● DESCRIPTION OF THE TASK: Copy out each line below that has the word "Peripherieparks" in it.

● INFORMATION SUPPLIED:

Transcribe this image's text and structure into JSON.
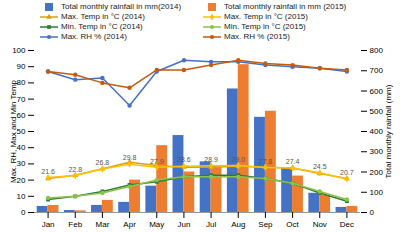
{
  "chart_data": {
    "type": "bar",
    "categories": [
      "Jan",
      "Feb",
      "Mar",
      "Apr",
      "May",
      "Jun",
      "Jul",
      "Aug",
      "Sep",
      "Oct",
      "Nov",
      "Dec"
    ],
    "y_label": "Max. RH, Max and Min Temp",
    "y2_label": "Total monthly rainfall (mm)",
    "ylim": [
      0,
      100
    ],
    "yticks": [
      0,
      10,
      20,
      30,
      40,
      50,
      60,
      70,
      80,
      90,
      100
    ],
    "y2lim": [
      0,
      800
    ],
    "y2ticks": [
      0,
      100,
      200,
      300,
      400,
      500,
      600,
      700,
      800
    ],
    "grid": false,
    "legend": "top",
    "series": [
      {
        "name": "Total monthly rainfall in mm(2014)",
        "type": "bar",
        "axis": "y2",
        "color": "#4472c4",
        "values": [
          30,
          10,
          35,
          50,
          130,
          380,
          250,
          610,
          470,
          220,
          95,
          25
        ]
      },
      {
        "name": "Total monthly rainfall in mm (2015)",
        "type": "bar",
        "axis": "y2",
        "color": "#ed7d31",
        "values": [
          35,
          8,
          60,
          160,
          330,
          200,
          230,
          730,
          500,
          180,
          85,
          30
        ]
      },
      {
        "name": "Max. Temp in °C (2014)",
        "type": "line",
        "color": "#d4a017",
        "marker": "triangle",
        "values": [
          21,
          23,
          27,
          31,
          29,
          28,
          28,
          28.5,
          28,
          27.5,
          24,
          21
        ]
      },
      {
        "name": "Max. Temp in °C (2015)",
        "type": "line",
        "color": "#ffc000",
        "marker": "diamond",
        "data_labels": true,
        "values": [
          21.6,
          22.8,
          26.8,
          29.8,
          27.9,
          28.6,
          28.9,
          29.0,
          27.8,
          27.4,
          24.5,
          20.7
        ],
        "value_labels": [
          "21.6",
          "22.8",
          "26.8",
          "29.8",
          "27.9",
          "28.6",
          "28.9",
          "29.0",
          "27.8",
          "27.4",
          "24.5",
          "20.7"
        ]
      },
      {
        "name": "Min. Temp in °C (2014)",
        "type": "line",
        "color": "#2e7d32",
        "marker": "square",
        "values": [
          8,
          10,
          13,
          17,
          19,
          22,
          23,
          23,
          21,
          18,
          12,
          7
        ]
      },
      {
        "name": "Min. Temp in °C (2015)",
        "type": "line",
        "color": "#8bc34a",
        "marker": "circle",
        "values": [
          9,
          10,
          12,
          16,
          20,
          22,
          22,
          22,
          21,
          18,
          13,
          8
        ]
      },
      {
        "name": "Max. RH % (2014)",
        "type": "line",
        "color": "#4472c4",
        "marker": "circle",
        "values": [
          87,
          82,
          83,
          66,
          87,
          94,
          93,
          93,
          91,
          90,
          89,
          87
        ]
      },
      {
        "name": "Max. RH % (2015)",
        "type": "line",
        "color": "#c55a11",
        "marker": "circle",
        "values": [
          87,
          85,
          80,
          77,
          88,
          88,
          91,
          94,
          92,
          91,
          89,
          88
        ]
      }
    ]
  }
}
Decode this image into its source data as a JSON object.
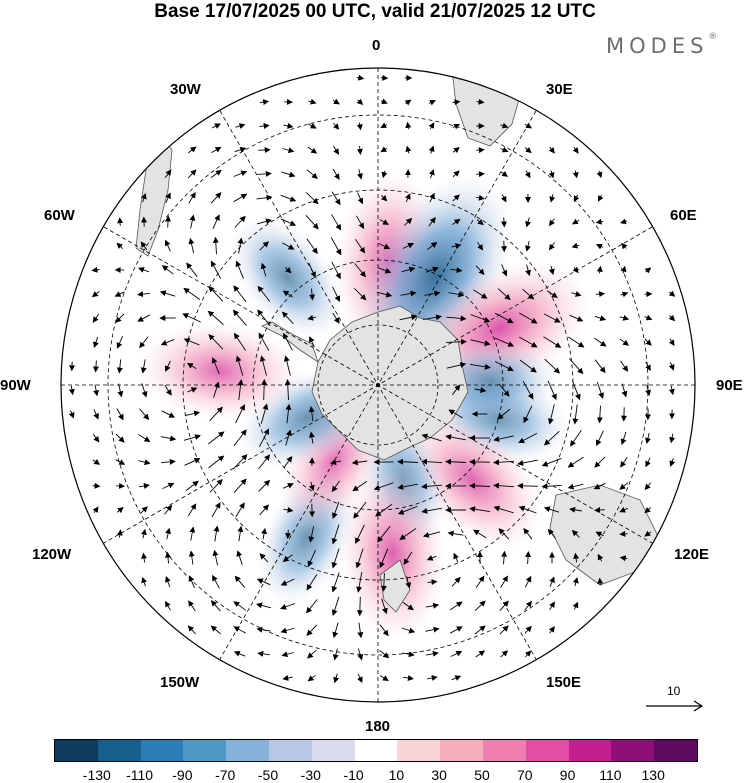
{
  "title": "Base 17/07/2025 00 UTC, valid 21/07/2025 12 UTC",
  "brand": {
    "name": "MODES",
    "mark": "®"
  },
  "lon_labels": {
    "n": "0",
    "e30": "30E",
    "e60": "60E",
    "e90": "90E",
    "e120": "120E",
    "e150": "150E",
    "s": "180",
    "w150": "150W",
    "w120": "120W",
    "w90": "90W",
    "w60": "60W",
    "w30": "30W"
  },
  "reference_vector": {
    "label": "10"
  },
  "colorbar": {
    "ticks": [
      "-130",
      "-110",
      "-90",
      "-70",
      "-50",
      "-30",
      "-10",
      "10",
      "30",
      "50",
      "70",
      "90",
      "110",
      "130"
    ],
    "colors": [
      "#0e3a5c",
      "#165f8f",
      "#2c7db6",
      "#4f98c8",
      "#86b2da",
      "#b6c8e5",
      "#dadcee",
      "#ffffff",
      "#f9d4d6",
      "#f5aebb",
      "#ef7fb0",
      "#e24ea2",
      "#c21e8e",
      "#8e1077",
      "#5c0b5e"
    ]
  },
  "anomalies": [
    {
      "lon": 5,
      "lat": -55,
      "value": 85
    },
    {
      "lon": 28,
      "lat": -55,
      "value": -115
    },
    {
      "lon": 65,
      "lat": -52,
      "value": 95
    },
    {
      "lon": 105,
      "lat": -55,
      "value": -60
    },
    {
      "lon": 88,
      "lat": -58,
      "value": -50
    },
    {
      "lon": 135,
      "lat": -52,
      "value": 75
    },
    {
      "lon": 165,
      "lat": -62,
      "value": -50
    },
    {
      "lon": 175,
      "lat": -42,
      "value": 80
    },
    {
      "lon": -155,
      "lat": -42,
      "value": -55
    },
    {
      "lon": -150,
      "lat": -65,
      "value": 60
    },
    {
      "lon": -115,
      "lat": -68,
      "value": -60
    },
    {
      "lon": -85,
      "lat": -45,
      "value": 70
    },
    {
      "lon": -40,
      "lat": -50,
      "value": -55
    }
  ],
  "colors": {
    "frame": "#000000",
    "land": "#e3e3e3",
    "graticule": "#000000",
    "vector": "#000000"
  }
}
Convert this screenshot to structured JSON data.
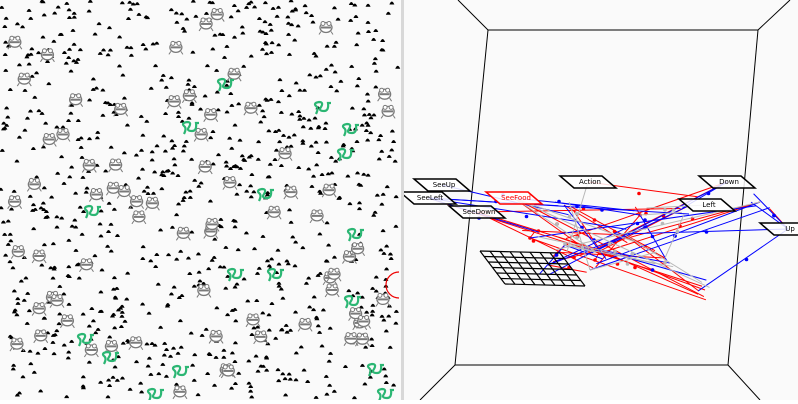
{
  "world_view": {
    "background": "#fafafa",
    "food_color": "#000000",
    "agent_color": "#7a7a7a",
    "predator_color": "#2bb673",
    "sprites": [
      "food-dot-icon",
      "frog-agent-icon",
      "snake-predator-icon"
    ]
  },
  "network_view": {
    "colors": {
      "excitatory": "#ff0000",
      "inhibitory": "#0000ff",
      "neutral": "#b8b8b8",
      "frame": "#000000"
    },
    "input_nodes": [
      {
        "label": "SeeUp",
        "active": false
      },
      {
        "label": "SeeLeft",
        "active": false
      },
      {
        "label": "SeeFood",
        "active": true
      },
      {
        "label": "SeeDown",
        "active": false
      }
    ],
    "output_nodes": [
      {
        "label": "Action",
        "active": false
      },
      {
        "label": "Down",
        "active": false
      },
      {
        "label": "Left",
        "active": false
      },
      {
        "label": "Up",
        "active": false
      }
    ]
  }
}
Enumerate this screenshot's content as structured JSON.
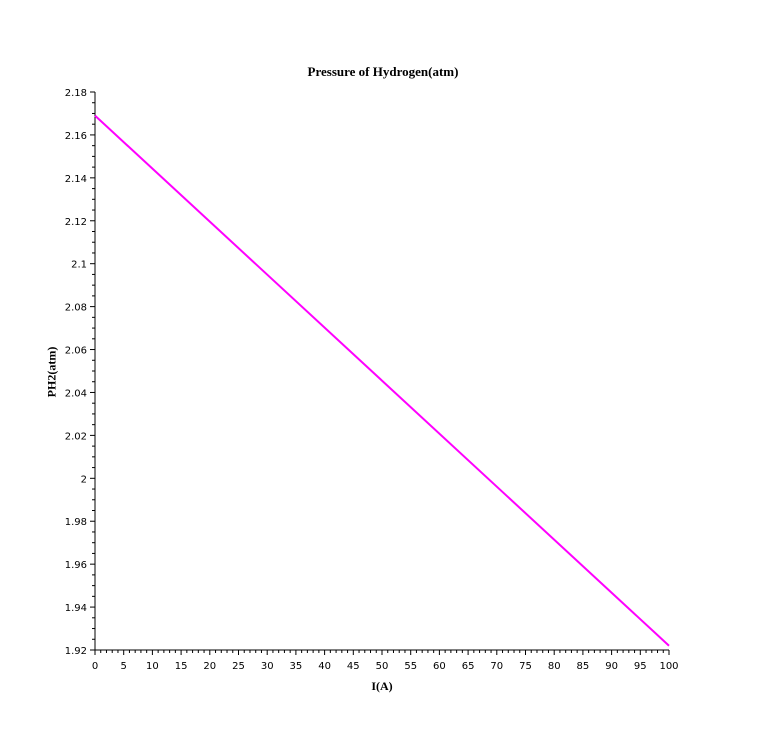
{
  "chart_data": {
    "type": "line",
    "title": "Pressure of Hydrogen(atm)",
    "xlabel": "I(A)",
    "ylabel": "PH2(atm)",
    "xlim": [
      0,
      100
    ],
    "ylim": [
      1.92,
      2.18
    ],
    "x_ticks": [
      "0",
      "5",
      "10",
      "15",
      "20",
      "25",
      "30",
      "35",
      "40",
      "45",
      "50",
      "55",
      "60",
      "65",
      "70",
      "75",
      "80",
      "85",
      "90",
      "95",
      "100"
    ],
    "y_ticks": [
      "1.92",
      "1.94",
      "1.96",
      "1.98",
      "2",
      "2.02",
      "2.04",
      "2.06",
      "2.08",
      "2.1",
      "2.12",
      "2.14",
      "2.16",
      "2.18"
    ],
    "grid": false,
    "series": [
      {
        "color": "#ff00ff",
        "x": [
          0,
          100
        ],
        "y": [
          2.169,
          1.922
        ]
      }
    ]
  }
}
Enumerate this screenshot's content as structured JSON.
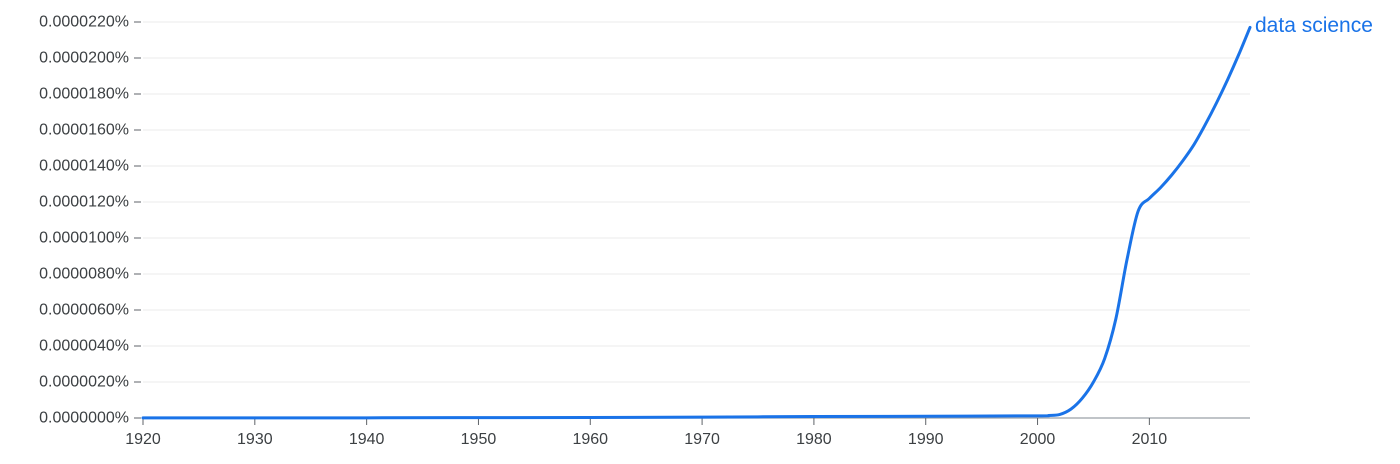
{
  "chart_data": {
    "type": "line",
    "title": "",
    "xlabel": "",
    "ylabel": "",
    "xlim": [
      1920,
      2019
    ],
    "ylim": [
      0,
      2.2e-05
    ],
    "x_ticks": [
      1920,
      1930,
      1940,
      1950,
      1960,
      1970,
      1980,
      1990,
      2000,
      2010
    ],
    "x_tick_labels": [
      "1920",
      "1930",
      "1940",
      "1950",
      "1960",
      "1970",
      "1980",
      "1990",
      "2000",
      "2010"
    ],
    "y_ticks": [
      0,
      2e-06,
      4e-06,
      6e-06,
      8e-06,
      1e-05,
      1.2e-05,
      1.4e-05,
      1.6e-05,
      1.8e-05,
      2e-05,
      2.2e-05
    ],
    "y_tick_labels": [
      "0.0000000%",
      "0.0000020%",
      "0.0000040%",
      "0.0000060%",
      "0.0000080%",
      "0.0000100%",
      "0.0000120%",
      "0.0000140%",
      "0.0000160%",
      "0.0000180%",
      "0.0000200%",
      "0.0000220%"
    ],
    "grid": true,
    "legend": "label at end of line",
    "series": [
      {
        "name": "data science",
        "color": "#1a73e8",
        "x": [
          1920,
          1930,
          1940,
          1950,
          1960,
          1970,
          1980,
          1990,
          2000,
          2001,
          2002,
          2003,
          2004,
          2005,
          2006,
          2007,
          2008,
          2009,
          2010,
          2011,
          2012,
          2013,
          2014,
          2015,
          2016,
          2017,
          2018,
          2019
        ],
        "y": [
          1e-08,
          1e-08,
          1e-08,
          2e-08,
          3e-08,
          5e-08,
          8e-08,
          1e-07,
          1.2e-07,
          1.4e-07,
          2e-07,
          5e-07,
          1.1e-06,
          2e-06,
          3.3e-06,
          5.5e-06,
          8.8e-06,
          1.15e-05,
          1.22e-05,
          1.28e-05,
          1.35e-05,
          1.43e-05,
          1.52e-05,
          1.63e-05,
          1.75e-05,
          1.88e-05,
          2.02e-05,
          2.17e-05
        ]
      }
    ]
  }
}
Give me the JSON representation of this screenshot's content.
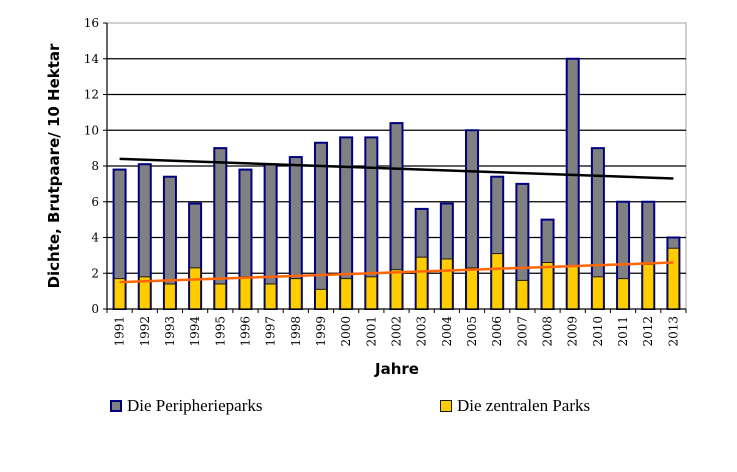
{
  "chart_data": {
    "type": "bar",
    "title": "",
    "xlabel": "Jahre",
    "ylabel": "Dichte, Brutpaare/ 10 Hektar",
    "ylim": [
      0,
      16
    ],
    "yticks": [
      0,
      2,
      4,
      6,
      8,
      10,
      12,
      14,
      16
    ],
    "grid": true,
    "legend_position": "bottom",
    "categories": [
      "1991",
      "1992",
      "1993",
      "1994",
      "1995",
      "1996",
      "1997",
      "1998",
      "1999",
      "2000",
      "2001",
      "2002",
      "2003",
      "2004",
      "2005",
      "2006",
      "2007",
      "2008",
      "2009",
      "2010",
      "2011",
      "2012",
      "2013"
    ],
    "series": [
      {
        "name": "Die Peripherieparks",
        "color": "#808080",
        "edge_color": "#000080",
        "values": [
          7.8,
          8.1,
          7.4,
          5.9,
          9.0,
          7.8,
          8.1,
          8.5,
          9.3,
          9.6,
          9.6,
          10.4,
          5.6,
          5.9,
          10.0,
          7.4,
          7.0,
          5.0,
          14.0,
          9.0,
          6.0,
          6.0,
          4.0
        ]
      },
      {
        "name": "Die zentralen Parks",
        "color": "#FFCC00",
        "edge_color": "#1a1a1a",
        "values": [
          1.7,
          1.8,
          1.4,
          2.3,
          1.4,
          1.8,
          1.4,
          1.7,
          1.1,
          1.7,
          1.8,
          2.2,
          2.9,
          2.8,
          2.3,
          3.1,
          1.6,
          2.6,
          2.4,
          1.8,
          1.7,
          2.5,
          3.4
        ]
      }
    ],
    "trendlines": [
      {
        "series": "Die Peripherieparks",
        "type": "linear",
        "color": "#000000",
        "start": 8.4,
        "end": 7.3
      },
      {
        "series": "Die zentralen Parks",
        "type": "linear",
        "color": "#FF6600",
        "start": 1.5,
        "end": 2.6
      }
    ]
  },
  "legend": {
    "items": [
      {
        "label": "Die Peripherieparks",
        "fill": "#808080",
        "border": "#000080"
      },
      {
        "label": "Die zentralen Parks",
        "fill": "#FFCC00",
        "border": "#1a1a1a"
      }
    ]
  }
}
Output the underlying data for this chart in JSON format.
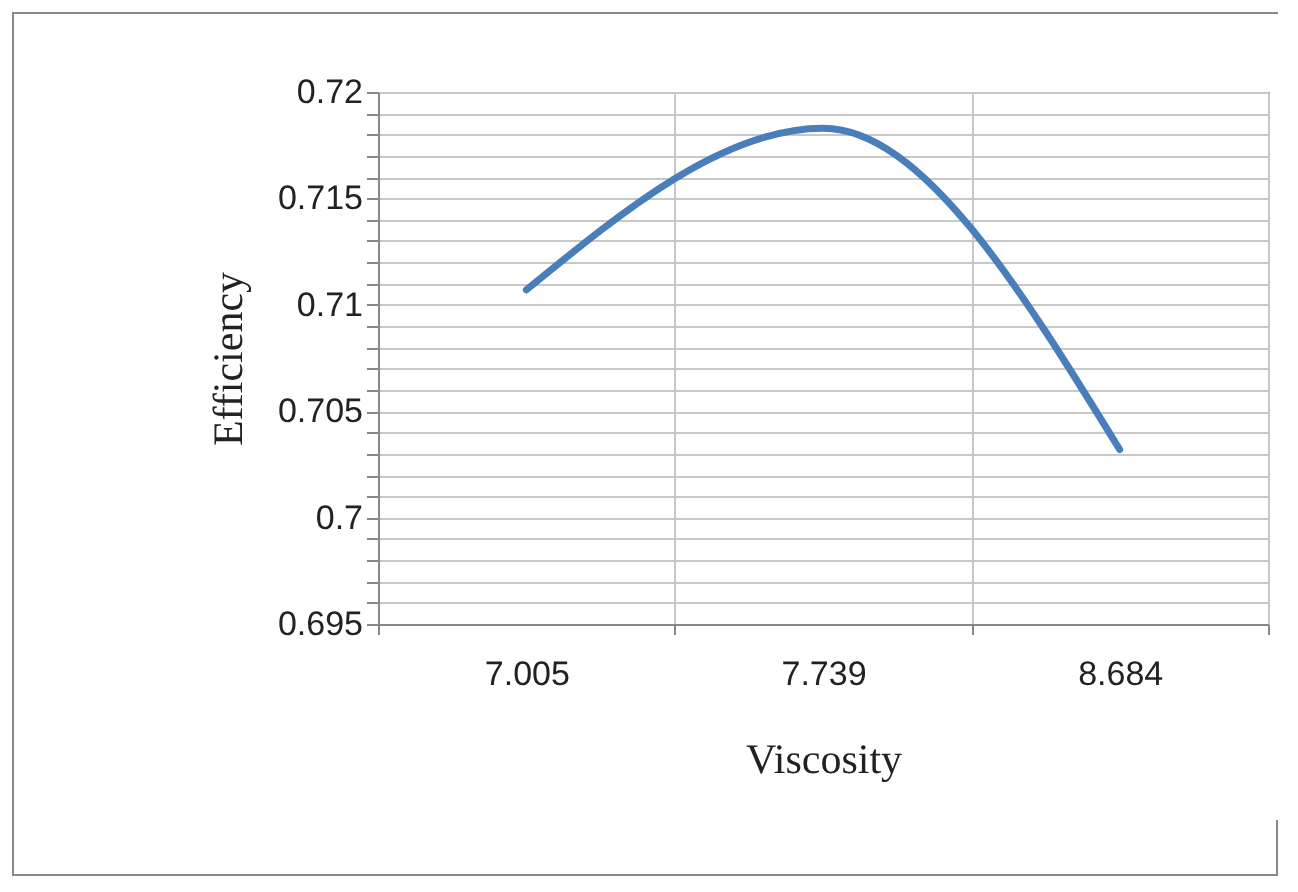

● TASK RESULT:
        "name": "Die Peripherieparks",
        "series": "Die Peripherieparks",
        "label": "Die Peripherieparks",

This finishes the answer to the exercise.